**What you are asked to do**.
Transcribe every line of the listing below without any deviation.

**Data excerpts**.
────────

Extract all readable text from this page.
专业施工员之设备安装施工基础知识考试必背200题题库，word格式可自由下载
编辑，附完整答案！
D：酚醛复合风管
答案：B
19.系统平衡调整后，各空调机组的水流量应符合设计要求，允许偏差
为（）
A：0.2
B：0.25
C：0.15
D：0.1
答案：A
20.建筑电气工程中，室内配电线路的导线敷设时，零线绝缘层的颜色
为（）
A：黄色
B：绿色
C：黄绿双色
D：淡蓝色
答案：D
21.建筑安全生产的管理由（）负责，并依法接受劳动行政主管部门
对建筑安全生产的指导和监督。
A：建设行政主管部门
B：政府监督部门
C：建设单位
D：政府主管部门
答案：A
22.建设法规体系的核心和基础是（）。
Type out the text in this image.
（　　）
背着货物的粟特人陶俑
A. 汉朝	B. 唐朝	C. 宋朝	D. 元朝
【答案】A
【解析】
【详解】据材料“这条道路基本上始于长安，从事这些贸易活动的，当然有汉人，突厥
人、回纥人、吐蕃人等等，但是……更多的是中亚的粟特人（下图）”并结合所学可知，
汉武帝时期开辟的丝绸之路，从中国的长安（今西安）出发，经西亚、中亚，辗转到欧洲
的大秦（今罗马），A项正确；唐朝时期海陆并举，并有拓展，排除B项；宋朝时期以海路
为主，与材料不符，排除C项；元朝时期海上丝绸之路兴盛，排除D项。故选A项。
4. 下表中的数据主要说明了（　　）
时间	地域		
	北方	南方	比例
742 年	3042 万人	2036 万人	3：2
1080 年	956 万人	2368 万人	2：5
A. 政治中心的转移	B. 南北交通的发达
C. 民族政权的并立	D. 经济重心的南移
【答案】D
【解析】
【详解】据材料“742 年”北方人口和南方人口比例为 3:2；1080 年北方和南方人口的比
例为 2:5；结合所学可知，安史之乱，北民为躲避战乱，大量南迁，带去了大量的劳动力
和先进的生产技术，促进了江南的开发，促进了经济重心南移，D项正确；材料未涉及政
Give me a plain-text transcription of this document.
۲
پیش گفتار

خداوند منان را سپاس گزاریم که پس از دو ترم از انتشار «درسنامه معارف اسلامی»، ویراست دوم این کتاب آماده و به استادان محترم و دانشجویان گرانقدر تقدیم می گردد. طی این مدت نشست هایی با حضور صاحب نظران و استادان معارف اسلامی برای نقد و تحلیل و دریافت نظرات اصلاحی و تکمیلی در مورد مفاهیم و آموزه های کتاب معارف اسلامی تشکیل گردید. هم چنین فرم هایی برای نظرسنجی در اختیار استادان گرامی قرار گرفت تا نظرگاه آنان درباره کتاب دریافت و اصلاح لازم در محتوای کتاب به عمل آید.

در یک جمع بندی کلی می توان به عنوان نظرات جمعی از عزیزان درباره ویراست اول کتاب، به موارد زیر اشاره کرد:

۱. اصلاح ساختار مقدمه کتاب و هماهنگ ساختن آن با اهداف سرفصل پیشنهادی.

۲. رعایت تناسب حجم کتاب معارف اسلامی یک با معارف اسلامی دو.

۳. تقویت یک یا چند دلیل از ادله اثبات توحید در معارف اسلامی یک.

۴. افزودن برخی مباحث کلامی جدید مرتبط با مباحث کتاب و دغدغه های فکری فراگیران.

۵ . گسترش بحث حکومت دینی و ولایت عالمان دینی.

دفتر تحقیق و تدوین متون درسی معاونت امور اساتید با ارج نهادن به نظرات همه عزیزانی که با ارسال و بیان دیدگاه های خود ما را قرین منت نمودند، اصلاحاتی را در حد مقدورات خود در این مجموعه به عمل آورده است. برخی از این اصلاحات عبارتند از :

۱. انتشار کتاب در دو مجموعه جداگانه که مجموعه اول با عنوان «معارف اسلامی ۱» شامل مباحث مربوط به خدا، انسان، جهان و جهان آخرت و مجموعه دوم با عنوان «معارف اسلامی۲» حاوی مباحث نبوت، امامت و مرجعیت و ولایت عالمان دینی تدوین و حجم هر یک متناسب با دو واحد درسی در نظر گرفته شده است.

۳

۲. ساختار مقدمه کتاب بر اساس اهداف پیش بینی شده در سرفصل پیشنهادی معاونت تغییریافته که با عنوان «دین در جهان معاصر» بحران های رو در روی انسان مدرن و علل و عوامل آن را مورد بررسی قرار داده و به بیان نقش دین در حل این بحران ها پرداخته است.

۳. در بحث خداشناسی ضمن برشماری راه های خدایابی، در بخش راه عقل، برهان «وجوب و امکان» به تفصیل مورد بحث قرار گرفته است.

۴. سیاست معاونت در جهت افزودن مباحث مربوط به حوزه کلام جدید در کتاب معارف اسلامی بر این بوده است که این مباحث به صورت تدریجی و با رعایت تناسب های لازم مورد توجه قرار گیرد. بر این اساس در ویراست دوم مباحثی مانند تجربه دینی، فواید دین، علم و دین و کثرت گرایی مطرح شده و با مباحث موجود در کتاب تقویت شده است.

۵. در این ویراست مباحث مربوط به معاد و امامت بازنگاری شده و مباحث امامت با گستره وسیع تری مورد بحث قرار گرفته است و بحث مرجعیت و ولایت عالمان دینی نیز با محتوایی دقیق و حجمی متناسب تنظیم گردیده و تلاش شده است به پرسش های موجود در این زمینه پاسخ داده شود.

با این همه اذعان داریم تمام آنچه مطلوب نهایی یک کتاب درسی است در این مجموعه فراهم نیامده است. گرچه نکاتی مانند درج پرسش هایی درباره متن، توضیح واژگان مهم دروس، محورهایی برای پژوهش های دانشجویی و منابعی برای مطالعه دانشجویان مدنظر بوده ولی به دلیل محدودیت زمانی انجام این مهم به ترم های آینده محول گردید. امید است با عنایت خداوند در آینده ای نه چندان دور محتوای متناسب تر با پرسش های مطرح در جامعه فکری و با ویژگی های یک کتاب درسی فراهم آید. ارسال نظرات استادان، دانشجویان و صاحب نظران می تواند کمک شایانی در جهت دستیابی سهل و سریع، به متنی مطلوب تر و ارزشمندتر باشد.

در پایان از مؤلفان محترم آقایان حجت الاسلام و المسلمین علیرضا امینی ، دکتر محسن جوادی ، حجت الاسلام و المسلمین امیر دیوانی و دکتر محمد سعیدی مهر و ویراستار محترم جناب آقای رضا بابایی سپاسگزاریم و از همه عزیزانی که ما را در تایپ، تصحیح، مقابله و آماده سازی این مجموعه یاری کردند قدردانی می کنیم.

────────

**Exercise response**.
Extract all readable text from this page.
专业施工员之设备安装施工基础知识考试必背200题题库，word格式可自由下载
编辑，附完整答案！
D：酚醛复合风管
答案：B
19.系统平衡调整后，各空调机组的水流量应符合设计要求，允许偏差
为（）
A：0.2
B：0.25
C：0.15
D：0.1
答案：A
20.建筑电气工程中，室内配电线路的导线敷设时，零线绝缘层的颜色
为（）
A：黄色
B：绿色
C：黄绿双色
D：淡蓝色
答案：D
21.建筑安全生产的管理由（）负责，并依法接受劳动行政主管部门
对建筑安全生产的指导和监督。
A：建设行政主管部门
B：政府监督部门
C：建设单位
D：政府主管部门
答案：A
22.建设法规体系的核心和基础是（）。
Type out the text in this image.
（　　）
背着货物的粟特人陶俑
A. 汉朝	B. 唐朝	C. 宋朝	D. 元朝
【答案】A
【解析】
【详解】据材料“这条道路基本上始于长安，从事这些贸易活动的，当然有汉人，突厥
人、回纥人、吐蕃人等等，但是……更多的是中亚的粟特人（下图）”并结合所学可知，
汉武帝时期开辟的丝绸之路，从中国的长安（今西安）出发，经西亚、中亚，辗转到欧洲
的大秦（今罗马），A项正确；唐朝时期海陆并举，并有拓展，排除B项；宋朝时期以海路
为主，与材料不符，排除C项；元朝时期海上丝绸之路兴盛，排除D项。故选A项。
4. 下表中的数据主要说明了（　　）
时间	地域		
	北方	南方	比例
742 年	3042 万人	2036 万人	3：2
1080 年	956 万人	2368 万人	2：5
A. 政治中心的转移	B. 南北交通的发达
C. 民族政权的并立	D. 经济重心的南移
【答案】D
【解析】
【详解】据材料“742 年”北方人口和南方人口比例为 3:2；1080 年北方和南方人口的比
例为 2:5；结合所学可知，安史之乱，北民为躲避战乱，大量南迁，带去了大量的劳动力
和先进的生产技术，促进了江南的开发，促进了经济重心南移，D项正确；材料未涉及政
Give me a plain-text transcription of this document.
۲
پیش گفتار

خداوند منان را سپاس گزاریم که پس از دو ترم از انتشار «درسنامه معارف اسلامی»، ویراست دوم این کتاب آماده و به استادان محترم و دانشجویان گرانقدر تقدیم می گردد. طی این مدت نشست هایی با حضور صاحب نظران و استادان معارف اسلامی برای نقد و تحلیل و دریافت نظرات اصلاحی و تکمیلی در مورد مفاهیم و آموزه های کتاب معارف اسلامی تشکیل گردید. هم چنین فرم هایی برای نظرسنجی در اختیار استادان گرامی قرار گرفت تا نظرگاه آنان درباره کتاب دریافت و اصلاح لازم در محتوای کتاب به عمل آید.

در یک جمع بندی کلی می توان به عنوان نظرات جمعی از عزیزان درباره ویراست اول کتاب، به موارد زیر اشاره کرد:

۱. اصلاح ساختار مقدمه کتاب و هماهنگ ساختن آن با اهداف سرفصل پیشنهادی.

۲. رعایت تناسب حجم کتاب معارف اسلامی یک با معارف اسلامی دو.

۳. تقویت یک یا چند دلیل از ادله اثبات توحید در معارف اسلامی یک.

۴. افزودن برخی مباحث کلامی جدید مرتبط با مباحث کتاب و دغدغه های فکری فراگیران.

۵ . گسترش بحث حکومت دینی و ولایت عالمان دینی.

دفتر تحقیق و تدوین متون درسی معاونت امور اساتید با ارج نهادن به نظرات همه عزیزانی که با ارسال و بیان دیدگاه های خود ما را قرین منت نمودند، اصلاحاتی را در حد مقدورات خود در این مجموعه به عمل آورده است. برخی از این اصلاحات عبارتند از :

۱. انتشار کتاب در دو مجموعه جداگانه که مجموعه اول با عنوان «معارف اسلامی ۱» شامل مباحث مربوط به خدا، انسان، جهان و جهان آخرت و مجموعه دوم با عنوان «معارف اسلامی۲» حاوی مباحث نبوت، امامت و مرجعیت و ولایت عالمان دینی تدوین و حجم هر یک متناسب با دو واحد درسی در نظر گرفته شده است.

۳

۲. ساختار مقدمه کتاب بر اساس اهداف پیش بینی شده در سرفصل پیشنهادی معاونت تغییریافته که با عنوان «دین در جهان معاصر» بحران های رو در روی انسان مدرن و علل و عوامل آن را مورد بررسی قرار داده و به بیان نقش دین در حل این بحران ها پرداخته است.

۳. در بحث خداشناسی ضمن برشماری راه های خدایابی، در بخش راه عقل، برهان «وجوب و امکان» به تفصیل مورد بحث قرار گرفته است.

۴. سیاست معاونت در جهت افزودن مباحث مربوط به حوزه کلام جدید در کتاب معارف اسلامی بر این بوده است که این مباحث به صورت تدریجی و با رعایت تناسب های لازم مورد توجه قرار گیرد. بر این اساس در ویراست دوم مباحثی مانند تجربه دینی، فواید دین، علم و دین و کثرت گرایی مطرح شده و با مباحث موجود در کتاب تقویت شده است.

۵. در این ویراست مباحث مربوط به معاد و امامت بازنگاری شده و مباحث امامت با گستره وسیع تری مورد بحث قرار گرفته است و بحث مرجعیت و ولایت عالمان دینی نیز با محتوایی دقیق و حجمی متناسب تنظیم گردیده و تلاش شده است به پرسش های موجود در این زمینه پاسخ داده شود.

با این همه اذعان داریم تمام آنچه مطلوب نهایی یک کتاب درسی است در این مجموعه فراهم نیامده است. گرچه نکاتی مانند درج پرسش هایی درباره متن، توضیح واژگان مهم دروس، محورهایی برای پژوهش های دانشجویی و منابعی برای مطالعه دانشجویان مدنظر بوده ولی به دلیل محدودیت زمانی انجام این مهم به ترم های آینده محول گردید. امید است با عنایت خداوند در آینده ای نه چندان دور محتوای متناسب تر با پرسش های مطرح در جامعه فکری و با ویژگی های یک کتاب درسی فراهم آید. ارسال نظرات استادان، دانشجویان و صاحب نظران می تواند کمک شایانی در جهت دستیابی سهل و سریع، به متنی مطلوب تر و ارزشمندتر باشد.

در پایان از مؤلفان محترم آقایان حجت الاسلام و المسلمین علیرضا امینی ، دکتر محسن جوادی ، حجت الاسلام و المسلمین امیر دیوانی و دکتر محمد سعیدی مهر و ویراستار محترم جناب آقای رضا بابایی سپاسگزاریم و از همه عزیزانی که ما را در تایپ، تصحیح، مقابله و آماده سازی این مجموعه یاری کردند قدردانی می کنیم.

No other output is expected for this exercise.